*What you will do*: Without skipping anything, write out each record below exactly.

*Task data*:
━━━━━━
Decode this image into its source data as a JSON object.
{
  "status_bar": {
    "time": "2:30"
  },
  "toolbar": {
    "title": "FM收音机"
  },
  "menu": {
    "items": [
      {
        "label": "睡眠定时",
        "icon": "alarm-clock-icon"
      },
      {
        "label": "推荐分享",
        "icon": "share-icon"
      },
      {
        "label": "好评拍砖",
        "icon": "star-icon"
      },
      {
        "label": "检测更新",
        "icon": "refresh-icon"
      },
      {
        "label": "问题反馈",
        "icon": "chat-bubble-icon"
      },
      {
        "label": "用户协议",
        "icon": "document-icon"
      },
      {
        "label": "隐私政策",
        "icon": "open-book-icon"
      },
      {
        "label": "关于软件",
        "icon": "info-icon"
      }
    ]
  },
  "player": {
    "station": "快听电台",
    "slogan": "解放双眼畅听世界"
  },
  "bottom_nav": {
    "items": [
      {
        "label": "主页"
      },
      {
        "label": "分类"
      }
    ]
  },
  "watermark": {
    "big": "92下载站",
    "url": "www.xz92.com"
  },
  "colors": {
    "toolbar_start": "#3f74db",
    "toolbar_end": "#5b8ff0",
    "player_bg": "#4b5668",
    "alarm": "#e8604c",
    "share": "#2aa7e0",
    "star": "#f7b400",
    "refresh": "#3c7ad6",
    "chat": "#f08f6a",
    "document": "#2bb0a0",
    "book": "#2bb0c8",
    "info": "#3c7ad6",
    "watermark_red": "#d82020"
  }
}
━━━━━━
*Response to the exercise*:
Decode this image into its source data as a JSON object.
{
  "status_bar": {
    "time": "2:30"
  },
  "toolbar": {
    "title": "FM收音机"
  },
  "menu": {
    "items": [
      {
        "label": "睡眠定时",
        "icon": "alarm-clock-icon"
      },
      {
        "label": "推荐分享",
        "icon": "share-icon"
      },
      {
        "label": "好评拍砖",
        "icon": "star-icon"
      },
      {
        "label": "检测更新",
        "icon": "refresh-icon"
      },
      {
        "label": "问题反馈",
        "icon": "chat-bubble-icon"
      },
      {
        "label": "用户协议",
        "icon": "document-icon"
      },
      {
        "label": "隐私政策",
        "icon": "open-book-icon"
      },
      {
        "label": "关于软件",
        "icon": "info-icon"
      }
    ]
  },
  "player": {
    "station": "快听电台",
    "slogan": "解放双眼畅听世界"
  },
  "bottom_nav": {
    "items": [
      {
        "label": "主页"
      },
      {
        "label": "分类"
      }
    ]
  },
  "watermark": {
    "big": "92下载站",
    "url": "www.xz92.com"
  },
  "colors": {
    "toolbar_start": "#3f74db",
    "toolbar_end": "#5b8ff0",
    "player_bg": "#4b5668",
    "alarm": "#e8604c",
    "share": "#2aa7e0",
    "star": "#f7b400",
    "refresh": "#3c7ad6",
    "chat": "#f08f6a",
    "document": "#2bb0a0",
    "book": "#2bb0c8",
    "info": "#3c7ad6",
    "watermark_red": "#d82020"
  }
}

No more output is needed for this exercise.